# Directive
Read the lines below. Copy out any that hold the string "JSON".

# Materials provided
______

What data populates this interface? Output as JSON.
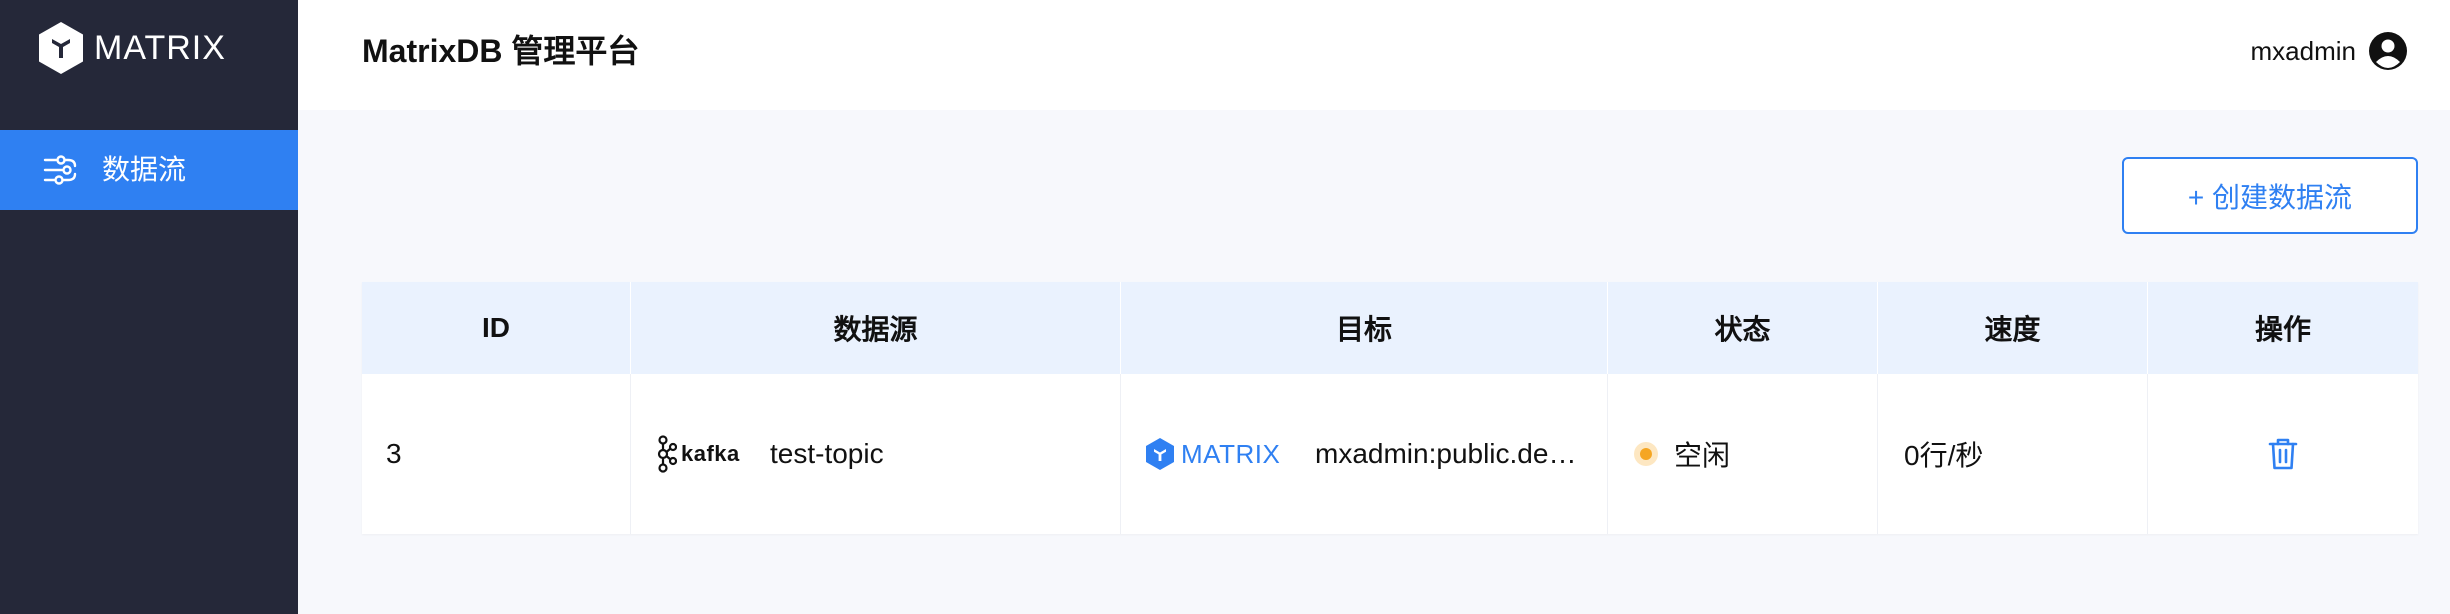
{
  "brand": {
    "name": "MATRIX",
    "icon": "matrix-cube-logo"
  },
  "sidebar": {
    "items": [
      {
        "label": "数据流",
        "icon": "data-flow-icon",
        "active": true
      }
    ]
  },
  "header": {
    "title": "MatrixDB 管理平台",
    "user": {
      "name": "mxadmin",
      "icon": "user-circle-icon"
    }
  },
  "toolbar": {
    "create_label": "+ 创建数据流"
  },
  "table": {
    "columns": [
      "ID",
      "数据源",
      "目标",
      "状态",
      "速度",
      "操作"
    ],
    "rows": [
      {
        "id": "3",
        "source_logo": "kafka",
        "source": "test-topic",
        "target_logo": "MATRIX",
        "target": "mxadmin:public.de…",
        "status": "空闲",
        "speed": "0行/秒",
        "action_icon": "trash-icon"
      }
    ]
  },
  "colors": {
    "sidebar_bg": "#252839",
    "accent": "#2f80f2",
    "header_row_bg": "#eaf2fe",
    "status_idle": "#f5a623"
  }
}
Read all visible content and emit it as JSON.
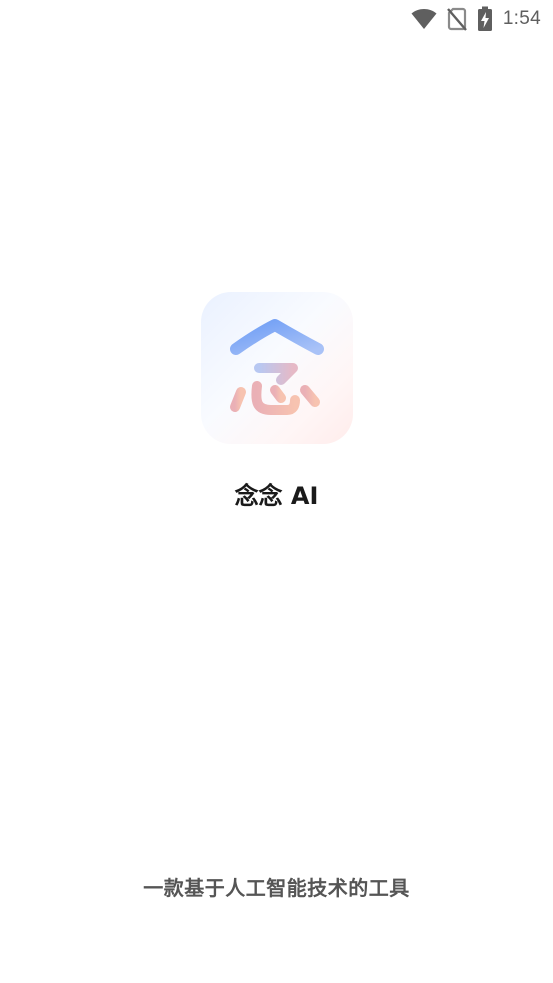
{
  "status_bar": {
    "time": "1:54",
    "icons": [
      "wifi-icon",
      "no-sim-icon",
      "battery-charging-icon"
    ]
  },
  "app": {
    "name": "念念 AI",
    "icon_name": "app-logo-icon",
    "slogan": "一款基于人工智能技术的工具"
  },
  "colors": {
    "background": "#ffffff",
    "logo_blue": "#7aa4f5",
    "logo_pink": "#f4a6a6",
    "title": "#1a1a1a",
    "slogan": "#555555",
    "status": "#5f5f5f"
  }
}
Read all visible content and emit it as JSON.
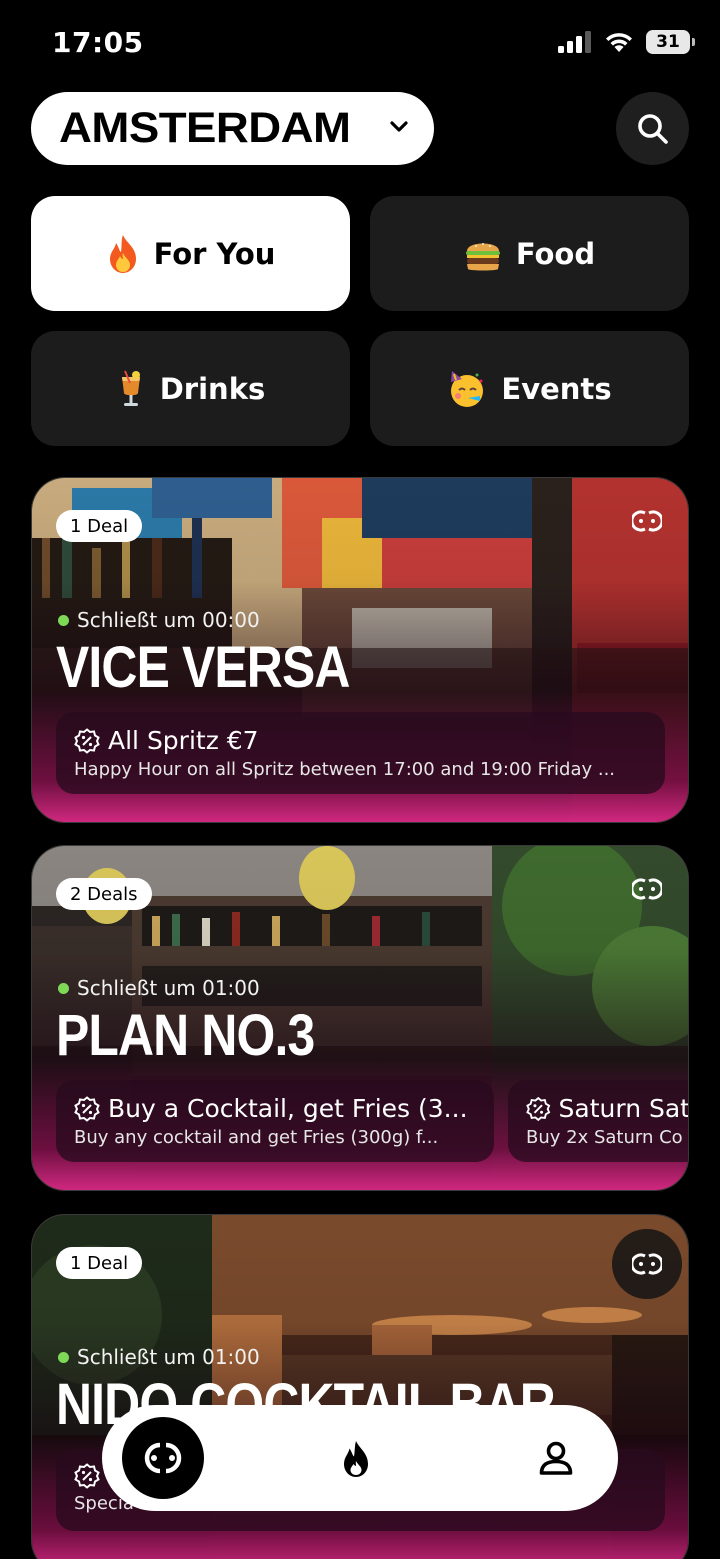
{
  "status_bar": {
    "time": "17:05",
    "battery": "31"
  },
  "header": {
    "city": "AMSTERDAM"
  },
  "categories": [
    {
      "label": "For You",
      "icon": "fire-icon",
      "active": true
    },
    {
      "label": "Food",
      "icon": "burger-icon",
      "active": false
    },
    {
      "label": "Drinks",
      "icon": "cocktail-icon",
      "active": false
    },
    {
      "label": "Events",
      "icon": "party-face-icon",
      "active": false
    }
  ],
  "venues": [
    {
      "deals_badge": "1 Deal",
      "open_status": "Schließt um 00:00",
      "name": "VICE VERSA",
      "deals": [
        {
          "title": "All Spritz €7",
          "description": "Happy Hour on all Spritz between 17:00 and 19:00 Friday ..."
        }
      ]
    },
    {
      "deals_badge": "2 Deals",
      "open_status": "Schließt um 01:00",
      "name": "PLAN NO.3",
      "deals": [
        {
          "title": "Buy a Cocktail, get Fries (3...",
          "description": "Buy any  cocktail and get Fries (300g) f..."
        },
        {
          "title": "Saturn Sat",
          "description": "Buy 2x Saturn Co"
        }
      ]
    },
    {
      "deals_badge": "1 Deal",
      "open_status": "Schließt um 01:00",
      "name": "NIDO COCKTAIL BAR",
      "deals": [
        {
          "title": "",
          "description": "Specia"
        }
      ]
    }
  ],
  "colors": {
    "accent_pink": "#d0287f",
    "open_green": "#7ed957",
    "tile_dark": "#1c1c1c"
  },
  "bottom_nav": {
    "items": [
      "home-logo-icon",
      "fire-icon",
      "profile-icon"
    ],
    "active": "home-logo-icon"
  }
}
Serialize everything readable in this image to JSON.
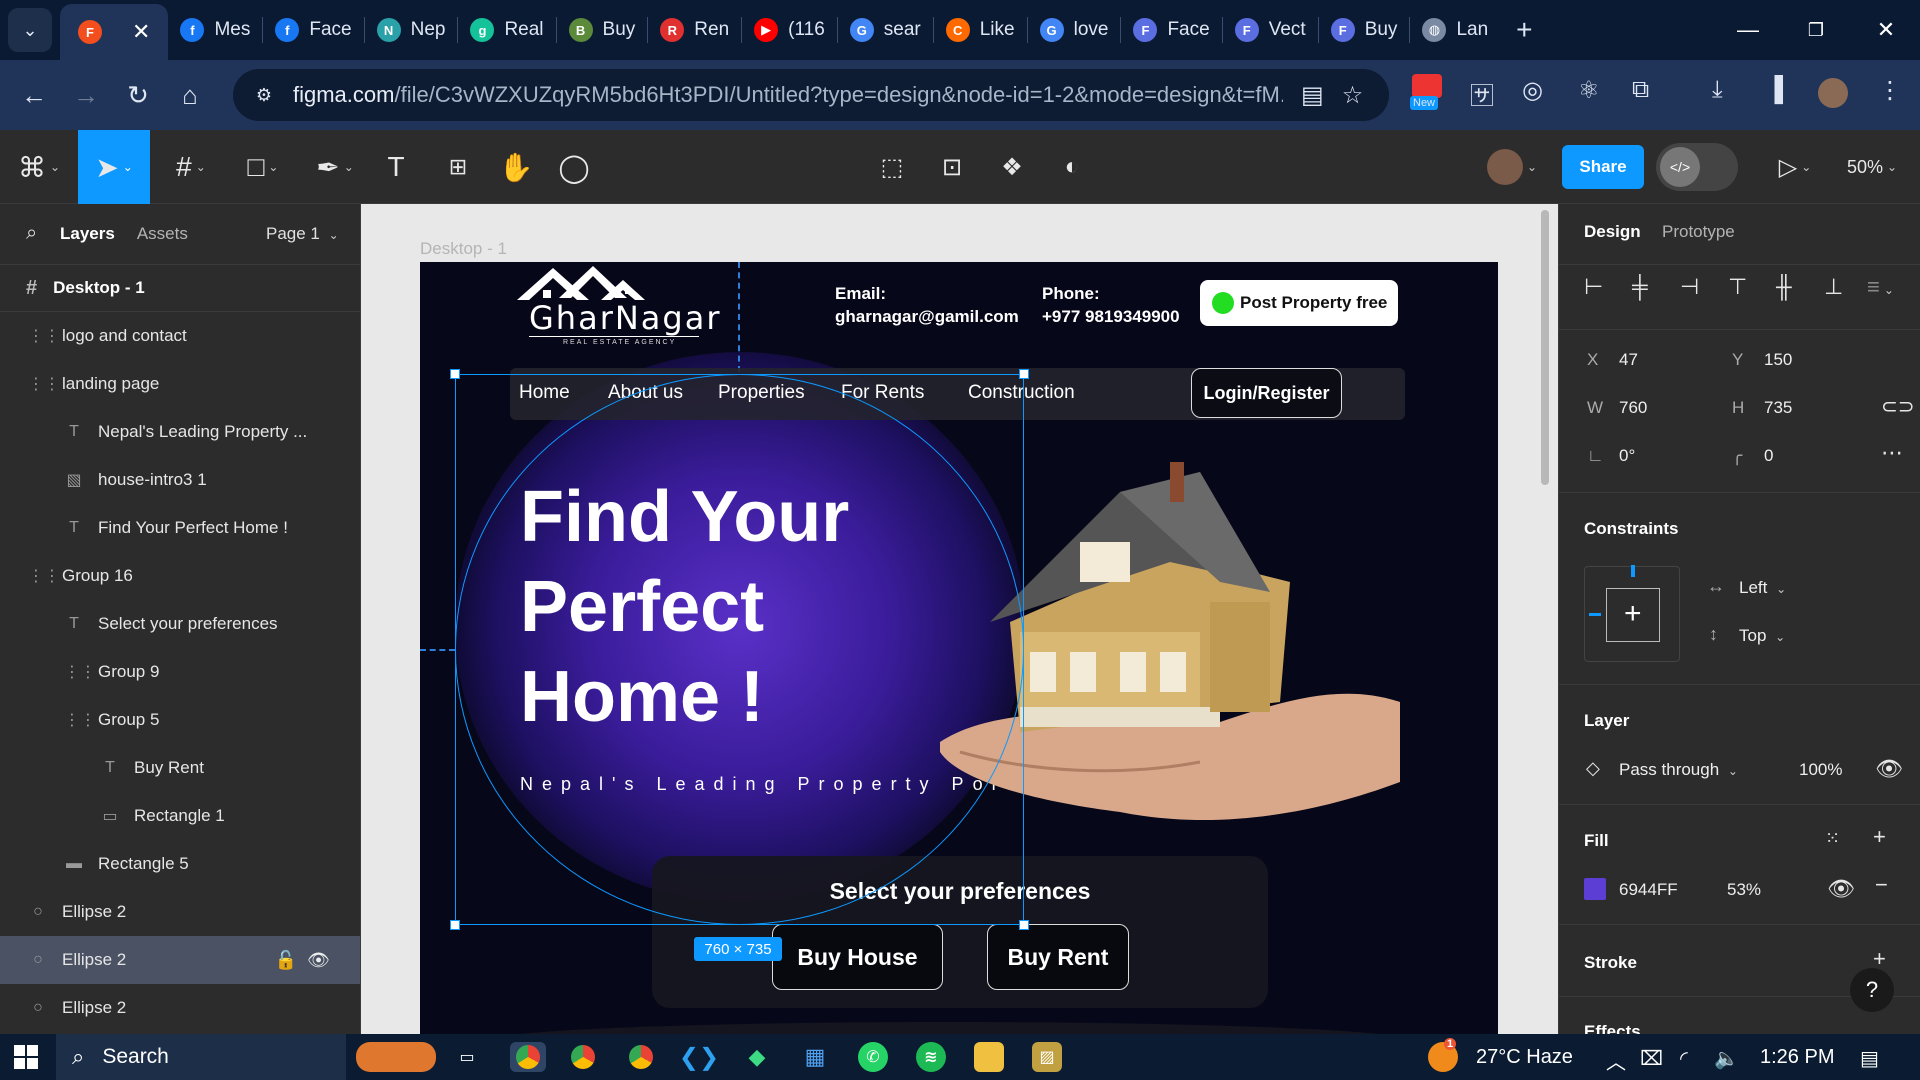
{
  "browser": {
    "tabs": [
      {
        "label": "",
        "icon": "figma-icon",
        "color": "#f24e1e",
        "glyph": "F",
        "active": true
      },
      {
        "label": "Mes",
        "icon": "facebook-icon",
        "color": "#1877f2",
        "glyph": "f"
      },
      {
        "label": "Face",
        "icon": "facebook-icon",
        "color": "#1877f2",
        "glyph": "f"
      },
      {
        "label": "Nep",
        "icon": "site-icon",
        "color": "#2aa0a8",
        "glyph": "N"
      },
      {
        "label": "Real",
        "icon": "grammarly-icon",
        "color": "#15c39a",
        "glyph": "g"
      },
      {
        "label": "Buy",
        "icon": "site-icon",
        "color": "#5a8a3a",
        "glyph": "B"
      },
      {
        "label": "Ren",
        "icon": "site-icon",
        "color": "#e03030",
        "glyph": "R"
      },
      {
        "label": "(116",
        "icon": "youtube-icon",
        "color": "#ff0000",
        "glyph": "▶"
      },
      {
        "label": "sear",
        "icon": "google-icon",
        "color": "#4285f4",
        "glyph": "G"
      },
      {
        "label": "Like",
        "icon": "site-icon",
        "color": "#ff6a00",
        "glyph": "C"
      },
      {
        "label": "love",
        "icon": "google-icon",
        "color": "#4285f4",
        "glyph": "G"
      },
      {
        "label": "Face",
        "icon": "site-icon",
        "color": "#5b6ee1",
        "glyph": "F"
      },
      {
        "label": "Vect",
        "icon": "site-icon",
        "color": "#5b6ee1",
        "glyph": "F"
      },
      {
        "label": "Buy",
        "icon": "site-icon",
        "color": "#5b6ee1",
        "glyph": "F"
      },
      {
        "label": "Lan",
        "icon": "globe-icon",
        "color": "#7a8aa3",
        "glyph": "◍"
      }
    ],
    "url_host": "figma.com",
    "url_rest": "/file/C3vWZXUZqyRM5bd6Ht3PDI/Untitled?type=design&node-id=1-2&mode=design&t=fM...",
    "new_badge": "New"
  },
  "toolbar": {
    "share_label": "Share",
    "zoom": "50%"
  },
  "layers_panel": {
    "tab_layers": "Layers",
    "tab_assets": "Assets",
    "page": "Page 1",
    "frame_name": "Desktop - 1",
    "items": [
      {
        "label": "logo and contact",
        "indent": 1,
        "icon": "group-icon",
        "glyph": "⋮⋮"
      },
      {
        "label": "landing page",
        "indent": 1,
        "icon": "group-icon",
        "glyph": "⋮⋮"
      },
      {
        "label": "Nepal's Leading Property ...",
        "indent": 2,
        "icon": "text-icon",
        "glyph": "T"
      },
      {
        "label": "house-intro3 1",
        "indent": 2,
        "icon": "image-icon",
        "glyph": "▧"
      },
      {
        "label": "Find Your Perfect Home !",
        "indent": 2,
        "icon": "text-icon",
        "glyph": "T"
      },
      {
        "label": "Group 16",
        "indent": 1,
        "icon": "group-icon",
        "glyph": "⋮⋮"
      },
      {
        "label": "Select your preferences",
        "indent": 2,
        "icon": "text-icon",
        "glyph": "T"
      },
      {
        "label": "Group 9",
        "indent": 2,
        "icon": "group-icon",
        "glyph": "⋮⋮"
      },
      {
        "label": "Group 5",
        "indent": 2,
        "icon": "group-icon",
        "glyph": "⋮⋮"
      },
      {
        "label": "Buy Rent",
        "indent": 3,
        "icon": "text-icon",
        "glyph": "T"
      },
      {
        "label": "Rectangle 1",
        "indent": 3,
        "icon": "rectangle-icon",
        "glyph": "▭"
      },
      {
        "label": "Rectangle 5",
        "indent": 2,
        "icon": "rectangle-icon",
        "glyph": "▬"
      },
      {
        "label": "Ellipse 2",
        "indent": 1,
        "icon": "ellipse-icon",
        "glyph": "○"
      },
      {
        "label": "Ellipse 2",
        "indent": 1,
        "icon": "ellipse-icon",
        "glyph": "○",
        "selected": true
      },
      {
        "label": "Ellipse 2",
        "indent": 1,
        "icon": "ellipse-icon",
        "glyph": "○"
      }
    ]
  },
  "canvas": {
    "frame_label": "Desktop - 1",
    "selection_size": "760 × 735"
  },
  "site": {
    "logo_text": "GharNagar",
    "logo_tagline": "REAL ESTATE AGENCY",
    "email_label": "Email:",
    "email_value": "gharnagar@gamil.com",
    "phone_label": "Phone:",
    "phone_value": "+977 9819349900",
    "post_button": "Post Property free",
    "nav": [
      "Home",
      "About us",
      "Properties",
      "For Rents",
      "Construction"
    ],
    "login_button": "Login/Register",
    "hero_line1": "Find Your",
    "hero_line2": "Perfect",
    "hero_line3": "Home !",
    "subtitle": "Nepal's Leading Property Portal",
    "pref_title": "Select your preferences",
    "buy_house": "Buy House",
    "buy_rent": "Buy Rent"
  },
  "design_panel": {
    "tab_design": "Design",
    "tab_prototype": "Prototype",
    "x_label": "X",
    "x": "47",
    "y_label": "Y",
    "y": "150",
    "w_label": "W",
    "w": "760",
    "h_label": "H",
    "h": "735",
    "rotation": "0°",
    "radius": "0",
    "constraints_title": "Constraints",
    "constraint_h": "Left",
    "constraint_v": "Top",
    "layer_title": "Layer",
    "blend": "Pass through",
    "opacity": "100%",
    "fill_title": "Fill",
    "fill_hex": "6944FF",
    "fill_opacity": "53%",
    "fill_color": "#6944ff",
    "stroke_title": "Stroke",
    "effects_title": "Effects"
  },
  "taskbar": {
    "search": "Search",
    "weather": "27°C  Haze",
    "time": "1:26 PM",
    "notification_count": "1"
  }
}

______

# Completed exercise
What data populates this interface? Output as JSON.
Read all visible content and emit it as JSON.
Read all visible content and emit it as JSON.
Serialize everything readable in this image to JSON.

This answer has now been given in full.